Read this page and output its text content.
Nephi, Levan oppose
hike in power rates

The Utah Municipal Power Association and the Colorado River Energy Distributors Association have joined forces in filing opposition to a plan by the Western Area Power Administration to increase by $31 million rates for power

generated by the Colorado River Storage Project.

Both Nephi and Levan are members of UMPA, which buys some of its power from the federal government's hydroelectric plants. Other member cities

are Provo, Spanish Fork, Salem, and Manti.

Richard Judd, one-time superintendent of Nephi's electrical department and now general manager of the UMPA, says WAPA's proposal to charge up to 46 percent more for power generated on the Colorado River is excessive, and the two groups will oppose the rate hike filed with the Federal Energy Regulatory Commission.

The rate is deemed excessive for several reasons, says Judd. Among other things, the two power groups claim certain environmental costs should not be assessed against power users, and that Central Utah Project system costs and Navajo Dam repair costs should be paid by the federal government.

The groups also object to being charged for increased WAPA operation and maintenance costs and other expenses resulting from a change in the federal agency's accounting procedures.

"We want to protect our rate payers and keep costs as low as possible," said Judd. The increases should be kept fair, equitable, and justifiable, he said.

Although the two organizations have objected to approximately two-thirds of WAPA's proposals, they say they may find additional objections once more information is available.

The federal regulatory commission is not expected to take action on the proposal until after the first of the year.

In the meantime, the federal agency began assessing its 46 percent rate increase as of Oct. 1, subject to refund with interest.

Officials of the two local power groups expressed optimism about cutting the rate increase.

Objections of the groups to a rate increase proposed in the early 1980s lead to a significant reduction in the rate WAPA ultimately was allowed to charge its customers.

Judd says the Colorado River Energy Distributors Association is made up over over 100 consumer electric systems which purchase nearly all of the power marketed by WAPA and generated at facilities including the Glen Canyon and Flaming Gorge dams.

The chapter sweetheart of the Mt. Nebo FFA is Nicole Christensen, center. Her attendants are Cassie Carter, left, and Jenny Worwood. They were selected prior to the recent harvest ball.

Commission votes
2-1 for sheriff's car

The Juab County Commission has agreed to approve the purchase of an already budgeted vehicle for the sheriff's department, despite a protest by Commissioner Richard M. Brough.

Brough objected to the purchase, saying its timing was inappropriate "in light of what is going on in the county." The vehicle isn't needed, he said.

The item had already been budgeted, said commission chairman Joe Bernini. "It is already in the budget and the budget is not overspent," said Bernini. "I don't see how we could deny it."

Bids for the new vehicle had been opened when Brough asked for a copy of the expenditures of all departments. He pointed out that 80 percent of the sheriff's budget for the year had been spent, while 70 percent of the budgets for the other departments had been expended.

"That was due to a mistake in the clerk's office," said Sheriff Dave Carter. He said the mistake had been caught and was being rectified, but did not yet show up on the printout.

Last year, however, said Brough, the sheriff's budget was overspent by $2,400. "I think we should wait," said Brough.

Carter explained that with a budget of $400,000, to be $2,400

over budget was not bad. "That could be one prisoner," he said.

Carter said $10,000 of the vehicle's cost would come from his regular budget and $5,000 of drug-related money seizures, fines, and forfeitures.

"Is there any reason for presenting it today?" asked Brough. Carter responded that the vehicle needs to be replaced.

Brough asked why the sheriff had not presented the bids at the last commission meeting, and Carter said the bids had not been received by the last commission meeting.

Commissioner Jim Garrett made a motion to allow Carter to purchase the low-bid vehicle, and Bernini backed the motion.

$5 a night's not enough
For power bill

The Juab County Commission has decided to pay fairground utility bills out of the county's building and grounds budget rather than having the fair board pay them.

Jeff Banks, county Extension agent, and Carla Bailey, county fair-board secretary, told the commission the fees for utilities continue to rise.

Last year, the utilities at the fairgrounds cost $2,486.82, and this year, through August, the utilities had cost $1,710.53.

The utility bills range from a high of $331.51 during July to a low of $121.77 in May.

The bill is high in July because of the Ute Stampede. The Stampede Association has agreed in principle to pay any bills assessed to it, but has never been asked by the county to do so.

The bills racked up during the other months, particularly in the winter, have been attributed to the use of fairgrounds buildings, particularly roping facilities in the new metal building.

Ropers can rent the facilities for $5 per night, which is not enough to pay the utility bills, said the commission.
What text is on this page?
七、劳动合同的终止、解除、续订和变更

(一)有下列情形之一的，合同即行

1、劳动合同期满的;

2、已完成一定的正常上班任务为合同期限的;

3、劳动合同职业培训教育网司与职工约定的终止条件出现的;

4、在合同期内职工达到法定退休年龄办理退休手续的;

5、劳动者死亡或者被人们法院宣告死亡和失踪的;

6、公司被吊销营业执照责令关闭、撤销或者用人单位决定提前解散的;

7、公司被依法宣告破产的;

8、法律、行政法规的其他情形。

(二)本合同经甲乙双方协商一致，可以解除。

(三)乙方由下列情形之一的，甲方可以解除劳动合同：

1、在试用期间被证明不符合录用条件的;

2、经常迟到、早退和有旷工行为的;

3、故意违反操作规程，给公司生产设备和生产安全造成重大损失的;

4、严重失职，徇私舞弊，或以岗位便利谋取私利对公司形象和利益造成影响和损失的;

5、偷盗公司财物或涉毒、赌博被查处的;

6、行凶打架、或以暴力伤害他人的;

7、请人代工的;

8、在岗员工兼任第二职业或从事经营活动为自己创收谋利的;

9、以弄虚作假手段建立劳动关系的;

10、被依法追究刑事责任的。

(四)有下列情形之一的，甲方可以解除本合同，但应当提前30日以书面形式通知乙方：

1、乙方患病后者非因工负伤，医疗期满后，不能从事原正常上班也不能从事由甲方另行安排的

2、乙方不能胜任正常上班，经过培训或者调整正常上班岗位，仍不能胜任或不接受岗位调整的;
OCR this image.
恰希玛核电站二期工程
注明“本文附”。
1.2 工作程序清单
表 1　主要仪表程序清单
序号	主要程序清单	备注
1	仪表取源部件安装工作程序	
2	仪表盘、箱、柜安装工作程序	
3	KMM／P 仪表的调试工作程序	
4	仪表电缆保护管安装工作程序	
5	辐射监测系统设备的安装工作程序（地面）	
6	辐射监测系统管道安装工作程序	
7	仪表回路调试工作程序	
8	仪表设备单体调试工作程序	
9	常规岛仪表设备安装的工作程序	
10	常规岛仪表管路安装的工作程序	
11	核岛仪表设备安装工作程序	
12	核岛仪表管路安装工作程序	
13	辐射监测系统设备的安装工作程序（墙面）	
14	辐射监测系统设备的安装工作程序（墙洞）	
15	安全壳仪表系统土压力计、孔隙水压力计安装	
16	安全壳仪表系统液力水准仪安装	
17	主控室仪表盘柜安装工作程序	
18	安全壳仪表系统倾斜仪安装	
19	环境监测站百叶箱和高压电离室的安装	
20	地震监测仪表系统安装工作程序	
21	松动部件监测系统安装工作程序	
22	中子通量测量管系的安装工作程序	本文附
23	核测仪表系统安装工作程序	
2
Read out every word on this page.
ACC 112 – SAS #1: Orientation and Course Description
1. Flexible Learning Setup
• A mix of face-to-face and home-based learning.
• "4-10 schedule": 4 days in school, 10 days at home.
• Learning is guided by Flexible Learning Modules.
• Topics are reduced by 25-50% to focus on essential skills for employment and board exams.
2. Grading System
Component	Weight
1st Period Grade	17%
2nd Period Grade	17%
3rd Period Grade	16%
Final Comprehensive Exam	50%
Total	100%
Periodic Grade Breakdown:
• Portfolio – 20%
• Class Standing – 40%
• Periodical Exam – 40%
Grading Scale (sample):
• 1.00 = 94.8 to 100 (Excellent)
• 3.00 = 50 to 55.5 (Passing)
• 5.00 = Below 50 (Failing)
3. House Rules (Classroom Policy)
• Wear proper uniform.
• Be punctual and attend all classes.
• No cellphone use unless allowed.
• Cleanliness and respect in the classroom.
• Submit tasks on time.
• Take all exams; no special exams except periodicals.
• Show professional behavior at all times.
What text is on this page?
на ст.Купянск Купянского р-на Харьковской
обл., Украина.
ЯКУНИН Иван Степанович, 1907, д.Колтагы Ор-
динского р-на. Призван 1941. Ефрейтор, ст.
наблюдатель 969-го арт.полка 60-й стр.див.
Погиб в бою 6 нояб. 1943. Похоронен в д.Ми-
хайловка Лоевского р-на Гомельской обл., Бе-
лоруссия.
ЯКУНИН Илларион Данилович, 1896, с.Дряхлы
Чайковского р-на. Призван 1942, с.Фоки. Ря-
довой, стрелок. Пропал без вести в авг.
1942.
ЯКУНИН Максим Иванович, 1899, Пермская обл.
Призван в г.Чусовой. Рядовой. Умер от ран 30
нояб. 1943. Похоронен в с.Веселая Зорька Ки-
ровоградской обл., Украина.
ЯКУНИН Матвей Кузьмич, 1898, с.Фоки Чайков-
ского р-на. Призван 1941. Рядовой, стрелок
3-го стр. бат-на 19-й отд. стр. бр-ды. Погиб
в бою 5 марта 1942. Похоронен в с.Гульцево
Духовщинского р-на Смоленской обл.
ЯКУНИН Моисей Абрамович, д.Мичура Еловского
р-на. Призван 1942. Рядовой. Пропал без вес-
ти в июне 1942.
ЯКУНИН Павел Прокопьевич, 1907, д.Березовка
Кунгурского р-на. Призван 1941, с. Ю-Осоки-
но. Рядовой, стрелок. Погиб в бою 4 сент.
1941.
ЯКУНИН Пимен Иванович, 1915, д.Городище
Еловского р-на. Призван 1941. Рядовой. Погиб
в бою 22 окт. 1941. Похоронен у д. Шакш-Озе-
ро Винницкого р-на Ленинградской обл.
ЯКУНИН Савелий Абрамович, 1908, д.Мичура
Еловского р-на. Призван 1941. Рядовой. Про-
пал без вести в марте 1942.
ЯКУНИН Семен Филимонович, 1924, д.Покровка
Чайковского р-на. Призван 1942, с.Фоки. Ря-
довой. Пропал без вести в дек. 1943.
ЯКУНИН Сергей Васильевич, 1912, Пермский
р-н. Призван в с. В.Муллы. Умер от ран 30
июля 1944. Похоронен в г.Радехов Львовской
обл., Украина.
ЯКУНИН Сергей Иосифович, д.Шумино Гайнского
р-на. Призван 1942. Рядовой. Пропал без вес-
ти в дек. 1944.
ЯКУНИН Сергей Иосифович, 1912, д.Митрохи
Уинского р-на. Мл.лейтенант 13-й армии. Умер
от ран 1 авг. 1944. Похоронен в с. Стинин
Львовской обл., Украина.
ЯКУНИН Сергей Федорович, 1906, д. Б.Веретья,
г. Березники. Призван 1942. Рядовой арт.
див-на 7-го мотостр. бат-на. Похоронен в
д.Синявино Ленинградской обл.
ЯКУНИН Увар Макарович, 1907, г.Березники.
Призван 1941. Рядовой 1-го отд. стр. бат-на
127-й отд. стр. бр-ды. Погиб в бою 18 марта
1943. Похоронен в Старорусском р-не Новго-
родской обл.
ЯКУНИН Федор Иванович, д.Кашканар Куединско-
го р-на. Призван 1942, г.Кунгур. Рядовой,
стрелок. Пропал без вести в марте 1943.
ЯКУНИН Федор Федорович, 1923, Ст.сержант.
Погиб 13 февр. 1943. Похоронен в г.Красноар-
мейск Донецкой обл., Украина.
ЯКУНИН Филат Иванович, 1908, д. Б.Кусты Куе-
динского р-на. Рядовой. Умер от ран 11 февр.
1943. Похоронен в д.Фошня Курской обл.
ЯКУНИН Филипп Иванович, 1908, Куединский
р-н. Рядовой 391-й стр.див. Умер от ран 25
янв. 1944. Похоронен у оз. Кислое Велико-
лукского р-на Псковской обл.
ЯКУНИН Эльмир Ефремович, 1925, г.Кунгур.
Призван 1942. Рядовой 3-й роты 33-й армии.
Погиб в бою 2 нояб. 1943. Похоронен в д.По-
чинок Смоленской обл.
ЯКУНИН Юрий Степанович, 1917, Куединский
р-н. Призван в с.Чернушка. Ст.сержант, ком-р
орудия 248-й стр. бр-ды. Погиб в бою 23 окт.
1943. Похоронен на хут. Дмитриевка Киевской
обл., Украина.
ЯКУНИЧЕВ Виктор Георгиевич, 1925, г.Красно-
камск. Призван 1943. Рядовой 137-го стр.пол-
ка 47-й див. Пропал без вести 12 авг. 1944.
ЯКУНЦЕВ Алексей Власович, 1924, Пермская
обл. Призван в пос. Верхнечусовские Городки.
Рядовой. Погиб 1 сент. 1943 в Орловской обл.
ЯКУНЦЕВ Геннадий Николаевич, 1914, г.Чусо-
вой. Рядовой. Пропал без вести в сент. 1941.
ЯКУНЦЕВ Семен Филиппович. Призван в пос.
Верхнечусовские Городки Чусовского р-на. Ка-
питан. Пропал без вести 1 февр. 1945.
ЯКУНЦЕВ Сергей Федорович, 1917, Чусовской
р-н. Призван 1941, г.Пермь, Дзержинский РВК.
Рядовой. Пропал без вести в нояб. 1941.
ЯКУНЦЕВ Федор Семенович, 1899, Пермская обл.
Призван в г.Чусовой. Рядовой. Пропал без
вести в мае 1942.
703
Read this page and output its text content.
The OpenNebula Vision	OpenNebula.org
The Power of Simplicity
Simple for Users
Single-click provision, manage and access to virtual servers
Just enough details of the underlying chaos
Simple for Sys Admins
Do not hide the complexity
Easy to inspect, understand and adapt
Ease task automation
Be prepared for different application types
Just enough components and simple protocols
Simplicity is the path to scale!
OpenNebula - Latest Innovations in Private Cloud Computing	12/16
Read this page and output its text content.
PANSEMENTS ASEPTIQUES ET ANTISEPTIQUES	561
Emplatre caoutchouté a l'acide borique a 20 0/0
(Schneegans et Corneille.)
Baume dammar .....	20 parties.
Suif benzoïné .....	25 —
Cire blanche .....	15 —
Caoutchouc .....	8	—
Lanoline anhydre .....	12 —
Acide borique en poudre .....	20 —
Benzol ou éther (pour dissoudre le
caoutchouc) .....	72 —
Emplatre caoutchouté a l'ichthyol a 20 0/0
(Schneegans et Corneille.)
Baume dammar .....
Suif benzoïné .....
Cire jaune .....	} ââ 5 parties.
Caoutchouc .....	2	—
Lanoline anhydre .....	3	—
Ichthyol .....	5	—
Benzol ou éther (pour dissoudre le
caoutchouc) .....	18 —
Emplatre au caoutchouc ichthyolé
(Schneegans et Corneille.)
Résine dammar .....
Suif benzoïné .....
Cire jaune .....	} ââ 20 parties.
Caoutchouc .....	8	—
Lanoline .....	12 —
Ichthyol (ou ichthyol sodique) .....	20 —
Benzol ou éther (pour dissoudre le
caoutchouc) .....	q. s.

→ **Aim of the exercise**
Copy each line above where the string "Ленинградской" occurs.

→ **Final result**
ро Винницкого р-на Ленинградской обл.
д.Синявино Ленинградской обл.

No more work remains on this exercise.